Using the listing below, please gather every line containing the word "Analyzer".

━━ Dataset rows

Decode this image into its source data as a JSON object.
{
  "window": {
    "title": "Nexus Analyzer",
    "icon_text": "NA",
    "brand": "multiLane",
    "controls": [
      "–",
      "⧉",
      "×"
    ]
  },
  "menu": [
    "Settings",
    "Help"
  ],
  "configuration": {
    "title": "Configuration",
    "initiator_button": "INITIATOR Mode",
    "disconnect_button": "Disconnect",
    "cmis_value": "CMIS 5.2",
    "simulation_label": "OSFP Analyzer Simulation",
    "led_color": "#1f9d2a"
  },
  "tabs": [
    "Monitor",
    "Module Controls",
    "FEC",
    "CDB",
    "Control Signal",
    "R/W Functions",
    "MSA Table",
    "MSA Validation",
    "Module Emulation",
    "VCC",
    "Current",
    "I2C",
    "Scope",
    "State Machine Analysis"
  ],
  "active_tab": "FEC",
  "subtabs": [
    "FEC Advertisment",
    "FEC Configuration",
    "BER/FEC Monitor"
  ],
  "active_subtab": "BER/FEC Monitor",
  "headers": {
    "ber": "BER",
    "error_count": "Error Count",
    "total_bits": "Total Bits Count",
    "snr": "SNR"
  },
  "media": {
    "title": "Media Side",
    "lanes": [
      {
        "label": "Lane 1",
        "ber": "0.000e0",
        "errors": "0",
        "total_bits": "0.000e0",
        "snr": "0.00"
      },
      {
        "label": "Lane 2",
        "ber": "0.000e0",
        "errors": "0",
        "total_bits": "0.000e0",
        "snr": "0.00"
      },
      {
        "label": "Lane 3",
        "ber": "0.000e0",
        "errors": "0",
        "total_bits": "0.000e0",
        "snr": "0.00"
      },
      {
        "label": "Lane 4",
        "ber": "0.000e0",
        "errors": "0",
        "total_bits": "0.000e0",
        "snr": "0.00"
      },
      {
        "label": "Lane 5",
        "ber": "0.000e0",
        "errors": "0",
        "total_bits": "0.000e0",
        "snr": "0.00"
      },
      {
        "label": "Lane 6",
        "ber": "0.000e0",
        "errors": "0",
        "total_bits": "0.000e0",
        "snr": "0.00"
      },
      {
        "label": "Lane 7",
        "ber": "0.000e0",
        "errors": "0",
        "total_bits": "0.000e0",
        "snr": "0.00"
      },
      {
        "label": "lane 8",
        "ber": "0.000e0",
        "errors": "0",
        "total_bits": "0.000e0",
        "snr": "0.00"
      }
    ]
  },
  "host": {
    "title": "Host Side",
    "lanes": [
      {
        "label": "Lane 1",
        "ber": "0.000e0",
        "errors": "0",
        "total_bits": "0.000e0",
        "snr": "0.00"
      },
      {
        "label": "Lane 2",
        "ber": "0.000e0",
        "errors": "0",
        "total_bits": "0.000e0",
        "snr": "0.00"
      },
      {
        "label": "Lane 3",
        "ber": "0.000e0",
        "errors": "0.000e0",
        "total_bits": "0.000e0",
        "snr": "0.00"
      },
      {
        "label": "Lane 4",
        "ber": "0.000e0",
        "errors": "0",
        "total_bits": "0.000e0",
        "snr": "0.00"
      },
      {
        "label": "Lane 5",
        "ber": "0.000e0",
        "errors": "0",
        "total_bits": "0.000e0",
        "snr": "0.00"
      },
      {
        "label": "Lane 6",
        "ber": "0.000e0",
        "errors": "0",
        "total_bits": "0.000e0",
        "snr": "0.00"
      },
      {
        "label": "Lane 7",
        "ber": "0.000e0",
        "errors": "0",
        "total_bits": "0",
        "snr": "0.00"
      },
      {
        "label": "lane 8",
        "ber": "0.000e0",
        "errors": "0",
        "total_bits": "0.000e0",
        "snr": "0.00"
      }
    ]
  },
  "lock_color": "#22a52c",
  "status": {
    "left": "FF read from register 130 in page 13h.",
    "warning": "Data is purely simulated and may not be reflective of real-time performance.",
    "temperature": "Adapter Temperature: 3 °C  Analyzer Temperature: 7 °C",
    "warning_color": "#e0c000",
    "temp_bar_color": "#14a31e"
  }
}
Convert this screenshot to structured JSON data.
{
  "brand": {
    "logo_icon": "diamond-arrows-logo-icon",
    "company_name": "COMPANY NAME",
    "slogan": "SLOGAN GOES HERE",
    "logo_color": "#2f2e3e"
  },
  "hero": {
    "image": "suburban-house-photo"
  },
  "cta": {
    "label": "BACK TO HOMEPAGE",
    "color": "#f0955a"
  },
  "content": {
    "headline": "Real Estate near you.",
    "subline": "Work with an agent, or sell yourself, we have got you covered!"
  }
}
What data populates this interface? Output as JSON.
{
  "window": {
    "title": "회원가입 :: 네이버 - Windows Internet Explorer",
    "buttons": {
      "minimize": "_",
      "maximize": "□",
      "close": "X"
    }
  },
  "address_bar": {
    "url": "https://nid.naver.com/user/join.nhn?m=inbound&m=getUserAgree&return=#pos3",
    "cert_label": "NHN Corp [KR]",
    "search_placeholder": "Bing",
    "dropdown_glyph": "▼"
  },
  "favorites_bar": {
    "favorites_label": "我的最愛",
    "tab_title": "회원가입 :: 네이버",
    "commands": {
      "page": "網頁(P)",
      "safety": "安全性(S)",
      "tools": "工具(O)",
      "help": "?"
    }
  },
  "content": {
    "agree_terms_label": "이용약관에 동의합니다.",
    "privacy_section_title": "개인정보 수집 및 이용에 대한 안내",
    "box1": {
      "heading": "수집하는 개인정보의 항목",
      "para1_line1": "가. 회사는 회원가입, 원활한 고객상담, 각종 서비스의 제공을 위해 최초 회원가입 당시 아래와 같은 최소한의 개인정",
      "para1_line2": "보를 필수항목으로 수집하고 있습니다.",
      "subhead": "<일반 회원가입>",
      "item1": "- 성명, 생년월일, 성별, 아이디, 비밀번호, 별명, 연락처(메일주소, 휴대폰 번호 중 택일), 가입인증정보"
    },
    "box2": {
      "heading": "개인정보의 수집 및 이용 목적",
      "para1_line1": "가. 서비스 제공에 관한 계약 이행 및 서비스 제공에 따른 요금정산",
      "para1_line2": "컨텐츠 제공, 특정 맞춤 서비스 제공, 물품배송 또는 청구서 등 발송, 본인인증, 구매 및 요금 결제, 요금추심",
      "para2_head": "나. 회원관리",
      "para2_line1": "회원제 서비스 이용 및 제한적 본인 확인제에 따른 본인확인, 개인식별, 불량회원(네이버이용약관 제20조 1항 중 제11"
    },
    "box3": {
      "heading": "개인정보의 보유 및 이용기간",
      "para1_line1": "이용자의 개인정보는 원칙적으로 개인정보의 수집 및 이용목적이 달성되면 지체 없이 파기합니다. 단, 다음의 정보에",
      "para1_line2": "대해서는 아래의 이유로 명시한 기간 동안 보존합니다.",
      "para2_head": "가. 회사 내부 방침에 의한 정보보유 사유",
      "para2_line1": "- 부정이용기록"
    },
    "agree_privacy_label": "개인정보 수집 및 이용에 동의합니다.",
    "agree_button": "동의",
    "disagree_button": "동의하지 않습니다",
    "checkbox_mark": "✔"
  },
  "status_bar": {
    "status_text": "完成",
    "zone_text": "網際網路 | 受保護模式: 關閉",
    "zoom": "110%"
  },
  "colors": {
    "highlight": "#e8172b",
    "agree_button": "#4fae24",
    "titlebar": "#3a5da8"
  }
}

━━━━

▸ Correct output:
    "title": "Nexus Analyzer",
    "simulation_label": "OSFP Analyzer Simulation",
    "temperature": "Adapter Temperature: 3 °C  Analyzer Temperature: 7 °C",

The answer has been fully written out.